What the task asks -
Could you give back the rows from the one containing "cell-18-weeks: PD [868, 833, 926, 880]" through the one containing "table-footnote: PFS, progression", changing "cell-12-weeks" to "cell-week-12" and leaving everything else unchanged?
________
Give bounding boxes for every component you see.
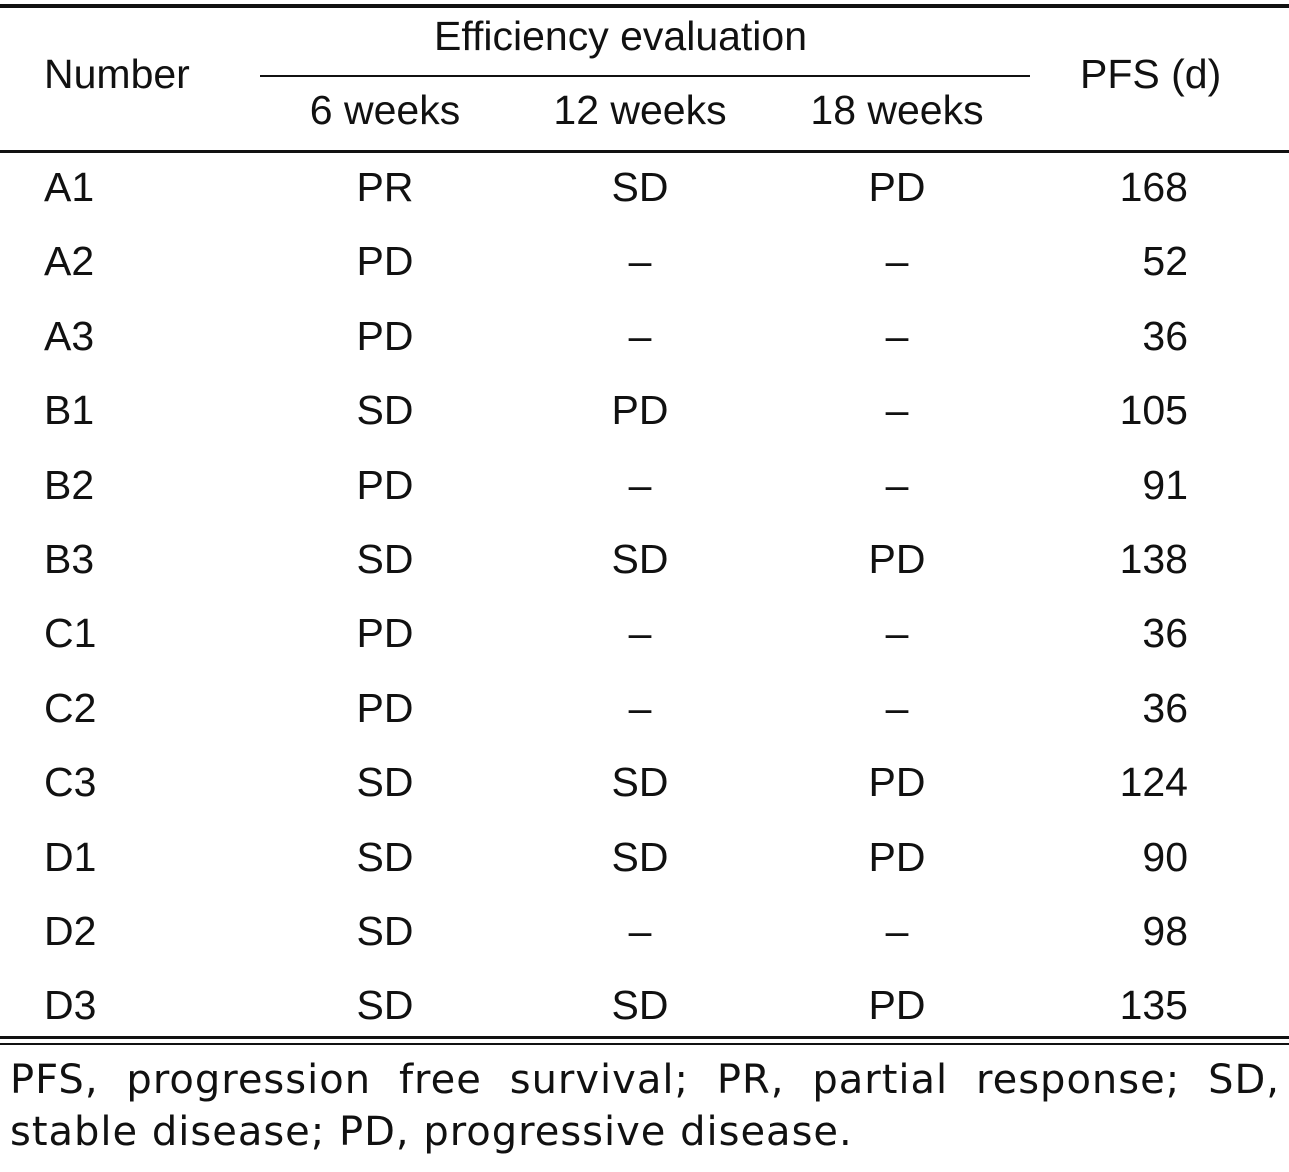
cell-18-weeks: PD [868, 833, 926, 880]
cell-number: B1 [44, 387, 95, 434]
cell-18-weeks: PD [868, 982, 926, 1029]
cell-12-weeks: – [628, 238, 652, 285]
cell-pfs: 90 [1142, 833, 1188, 880]
cell-6-weeks: PD [356, 684, 414, 731]
cell-12-weeks: SD [611, 164, 669, 210]
cell-6-weeks: PD [356, 238, 414, 285]
cell-number: D2 [44, 908, 97, 954]
cell-pfs: 135 [1119, 982, 1188, 1029]
table-row: C2 PD – – 36 [0, 674, 1289, 748]
cell-18-weeks: – [885, 387, 909, 434]
cell-12-weeks: – [628, 610, 652, 657]
table-footnote: PFS, progression free survival; PR, part… [10, 1057, 1280, 1155]
cell-12-weeks: SD [611, 833, 669, 880]
cell-6-weeks: PD [356, 312, 414, 359]
cell-number: A3 [44, 312, 95, 359]
table-row: D3 SD SD PD 135 [0, 971, 1289, 1045]
cell-pfs: 105 [1119, 387, 1188, 434]
cell-pfs: 168 [1119, 164, 1188, 210]
table-row: B3 SD SD PD 138 [0, 525, 1289, 599]
cell-6-weeks: SD [356, 387, 414, 434]
cell-18-weeks: – [885, 461, 909, 508]
cell-12-weeks: SD [611, 536, 669, 582]
cell-18-weeks: – [885, 684, 909, 731]
cell-pfs: 36 [1142, 312, 1188, 359]
cell-number: A1 [44, 164, 95, 210]
cell-pfs: 91 [1142, 461, 1188, 508]
cell-12-weeks: – [628, 312, 652, 359]
cell-number: C3 [44, 759, 97, 806]
table-row: A1 PR SD PD 168 [0, 153, 1289, 227]
header-group-rule [260, 75, 1030, 77]
cell-12-weeks: SD [611, 759, 669, 806]
cell-12-weeks: – [628, 908, 652, 954]
cell-number: B3 [44, 536, 95, 582]
header-efficiency-evaluation: Efficiency evaluation [434, 13, 808, 59]
table-row: A3 PD – – 36 [0, 302, 1289, 376]
header-18-weeks: 18 weeks [810, 87, 984, 133]
cell-number: B2 [44, 461, 95, 508]
table-row: C1 PD – – 36 [0, 599, 1289, 673]
cell-18-weeks: PD [868, 536, 926, 582]
cell-18-weeks: – [885, 238, 909, 285]
cell-18-weeks: PD [868, 164, 926, 210]
cell-number: D3 [44, 982, 97, 1029]
table-row: D2 SD – – 98 [0, 897, 1289, 971]
cell-pfs: 138 [1119, 536, 1188, 582]
cell-6-weeks: PD [356, 610, 414, 657]
table-row: B2 PD – – 91 [0, 451, 1289, 525]
table-bottom-rule [0, 1036, 1289, 1039]
cell-12-weeks: PD [611, 387, 669, 434]
cell-12-weeks: – [628, 684, 652, 731]
cell-pfs: 36 [1142, 684, 1188, 731]
cell-6-weeks: SD [356, 908, 414, 954]
table-top-rule [0, 4, 1289, 8]
cell-6-weeks: SD [356, 536, 414, 582]
table-row: C3 SD SD PD 124 [0, 748, 1289, 822]
cell-number: C1 [44, 610, 97, 657]
header-bottom-rule [0, 150, 1289, 153]
table-row: D1 SD SD PD 90 [0, 823, 1289, 897]
header-6-weeks: 6 weeks [309, 87, 461, 133]
cell-number: C2 [44, 684, 97, 731]
table-bottom-rule-2 [0, 1043, 1289, 1045]
cell-pfs: 124 [1119, 759, 1188, 806]
header-pfs: PFS (d) [1080, 51, 1222, 97]
table-row: A2 PD – – 52 [0, 227, 1289, 301]
cell-6-weeks: SD [356, 982, 414, 1029]
cell-6-weeks: SD [356, 833, 414, 880]
cell-number: D1 [44, 833, 97, 880]
cell-12-weeks: – [628, 461, 652, 508]
header-12-weeks: 12 weeks [553, 87, 727, 133]
cell-6-weeks: PD [356, 461, 414, 508]
cell-pfs: 52 [1142, 238, 1188, 285]
cell-12-weeks: SD [611, 982, 669, 1029]
cell-18-weeks: – [885, 312, 909, 359]
header-number: Number [44, 51, 190, 97]
table-row: B1 SD PD – 105 [0, 376, 1289, 450]
cell-pfs: 98 [1142, 908, 1188, 954]
cell-6-weeks: PR [356, 164, 414, 210]
cell-number: A2 [44, 238, 95, 285]
cell-6-weeks: SD [356, 759, 414, 806]
cell-18-weeks: – [885, 610, 909, 657]
cell-pfs: 36 [1142, 610, 1188, 657]
cell-18-weeks: – [885, 908, 909, 954]
cell-18-weeks: PD [868, 759, 926, 806]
________
Correct answer -
cell-18-weeks: PD [868, 833, 926, 880]
cell-number: B1 [44, 387, 95, 434]
cell-18-weeks: PD [868, 982, 926, 1029]
cell-week-12: – [628, 238, 652, 285]
cell-pfs: 90 [1142, 833, 1188, 880]
cell-6-weeks: PD [356, 684, 414, 731]
cell-week-12: SD [611, 164, 669, 210]
cell-6-weeks: PD [356, 238, 414, 285]
cell-number: D2 [44, 908, 97, 954]
cell-pfs: 135 [1119, 982, 1188, 1029]
table-row: C2 PD – – 36 [0, 674, 1289, 748]
cell-18-weeks: – [885, 387, 909, 434]
cell-week-12: – [628, 610, 652, 657]
table-footnote: PFS, progression free survival; PR, part… [10, 1057, 1280, 1155]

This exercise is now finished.